--- Start of Records for processing ---

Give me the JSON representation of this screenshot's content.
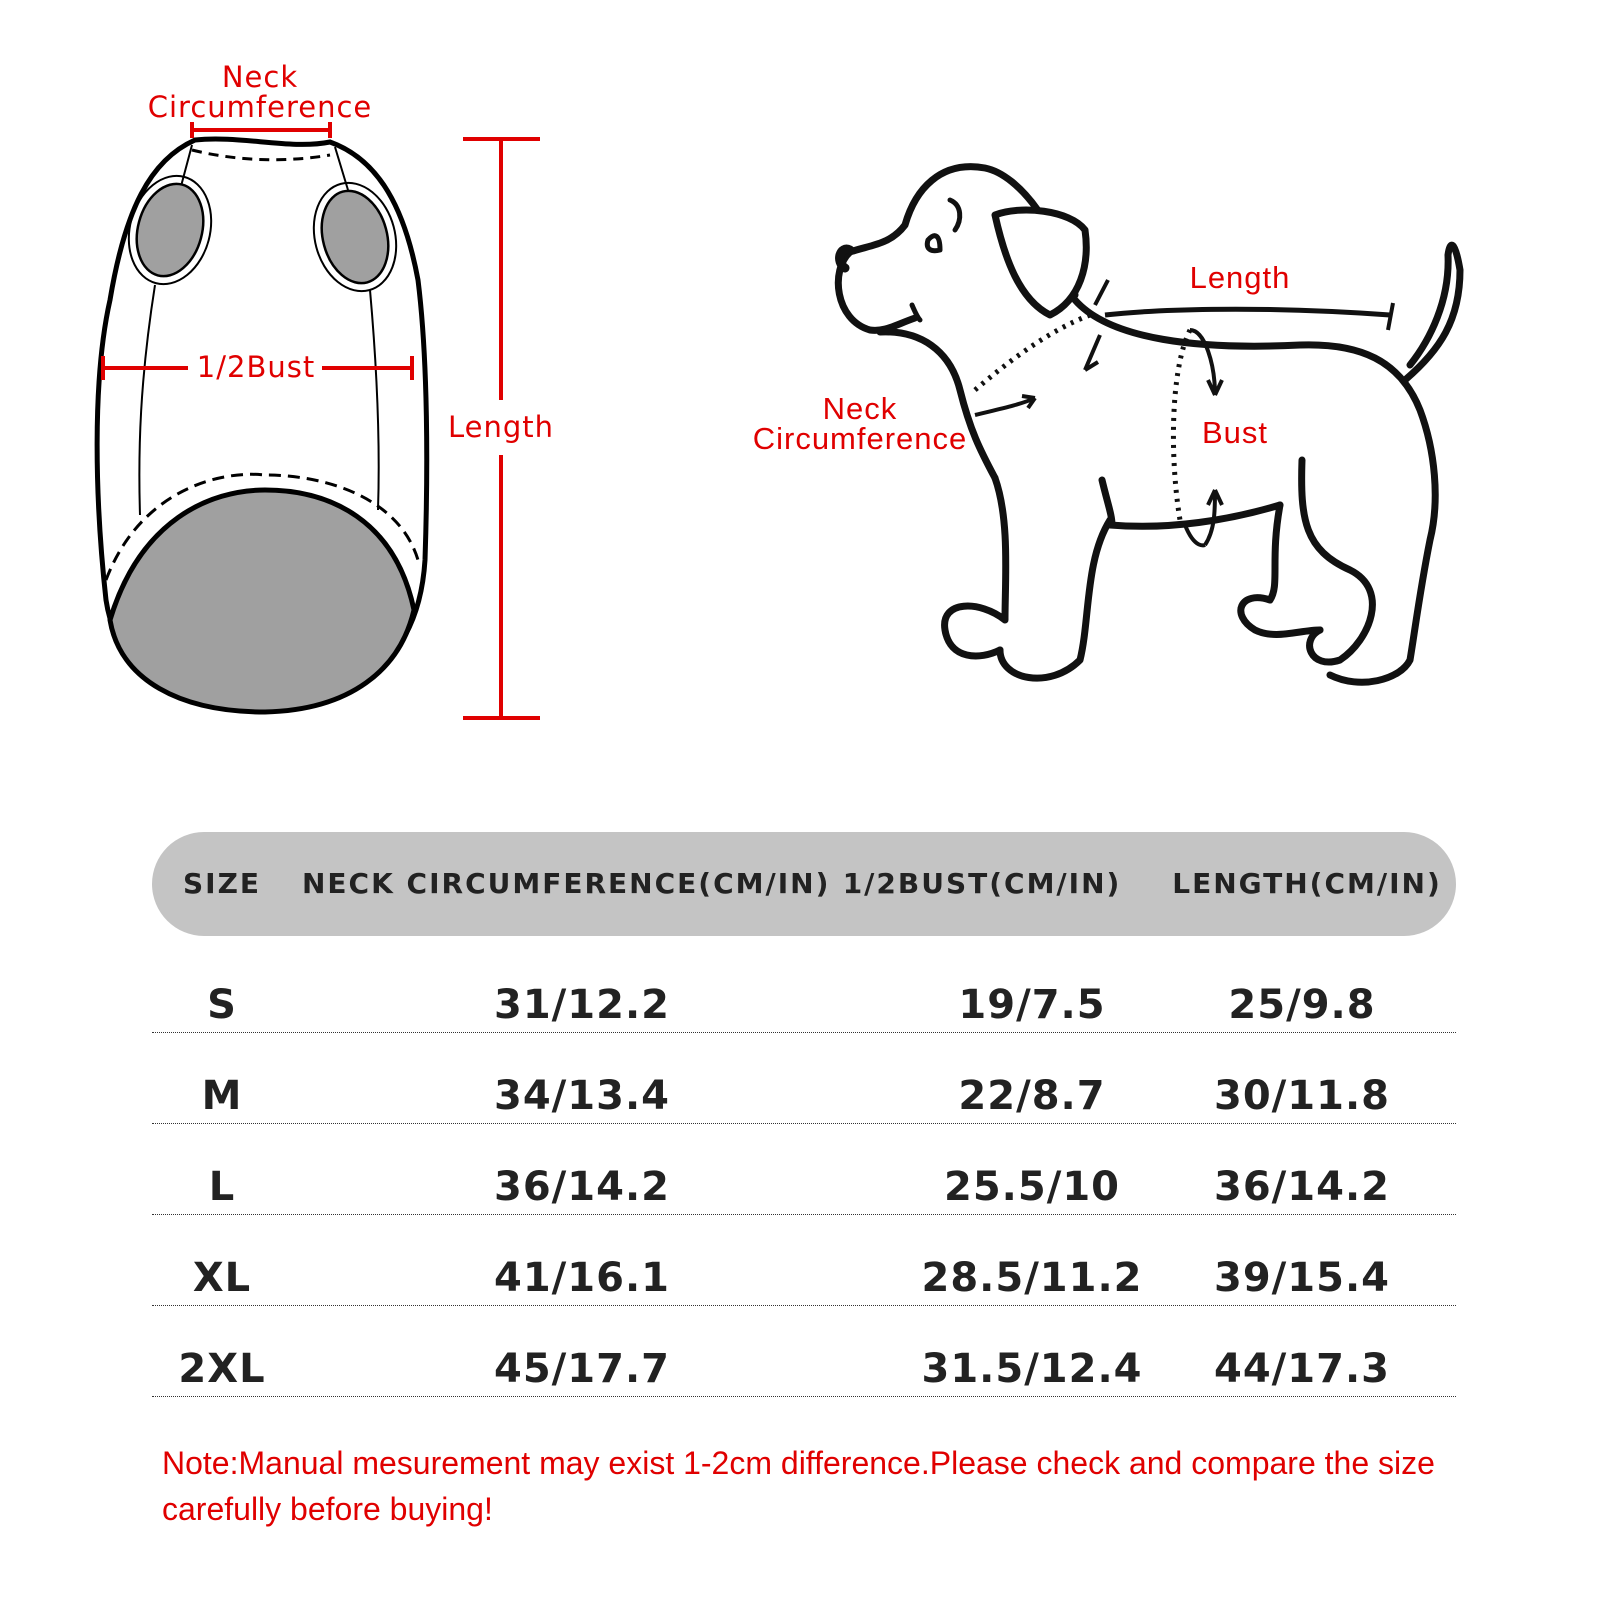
{
  "vest_diagram": {
    "neck_label_line1": "Neck",
    "neck_label_line2": "Circumference",
    "bust_label": "1/2Bust",
    "length_label": "Length"
  },
  "dog_diagram": {
    "length_label": "Length",
    "neck_label_line1": "Neck",
    "neck_label_line2": "Circumference",
    "bust_label": "Bust"
  },
  "table": {
    "headers": [
      "SIZE",
      "NECK CIRCUMFERENCE(CM/IN)",
      "1/2BUST(CM/IN)",
      "LENGTH(CM/IN)"
    ],
    "rows": [
      [
        "S",
        "31/12.2",
        "19/7.5",
        "25/9.8"
      ],
      [
        "M",
        "34/13.4",
        "22/8.7",
        "30/11.8"
      ],
      [
        "L",
        "36/14.2",
        "25.5/10",
        "36/14.2"
      ],
      [
        "XL",
        "41/16.1",
        "28.5/11.2",
        "39/15.4"
      ],
      [
        "2XL",
        "45/17.7",
        "31.5/12.4",
        "44/17.3"
      ]
    ]
  },
  "note": "Note:Manual mesurement may exist 1-2cm difference.Please check and compare the size carefully before buying!",
  "colors": {
    "accent": "#e00000",
    "header_bg": "#c4c4c4",
    "fill_gray": "#a0a0a0"
  }
}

--- End of Records for processing ---

* **Task prompt**
Quote the material word for word, dropping any images it holds.

* **Answer for this exercise**
Give me the JSON representation of this screenshot's content.
{
  "vest_diagram": {
    "neck_label_line1": "Neck",
    "neck_label_line2": "Circumference",
    "bust_label": "1/2Bust",
    "length_label": "Length"
  },
  "dog_diagram": {
    "length_label": "Length",
    "neck_label_line1": "Neck",
    "neck_label_line2": "Circumference",
    "bust_label": "Bust"
  },
  "table": {
    "headers": [
      "SIZE",
      "NECK CIRCUMFERENCE(CM/IN)",
      "1/2BUST(CM/IN)",
      "LENGTH(CM/IN)"
    ],
    "rows": [
      [
        "S",
        "31/12.2",
        "19/7.5",
        "25/9.8"
      ],
      [
        "M",
        "34/13.4",
        "22/8.7",
        "30/11.8"
      ],
      [
        "L",
        "36/14.2",
        "25.5/10",
        "36/14.2"
      ],
      [
        "XL",
        "41/16.1",
        "28.5/11.2",
        "39/15.4"
      ],
      [
        "2XL",
        "45/17.7",
        "31.5/12.4",
        "44/17.3"
      ]
    ]
  },
  "note": "Note:Manual mesurement may exist 1-2cm difference.Please check and compare the size carefully before buying!",
  "colors": {
    "accent": "#e00000",
    "header_bg": "#c4c4c4",
    "fill_gray": "#a0a0a0"
  }
}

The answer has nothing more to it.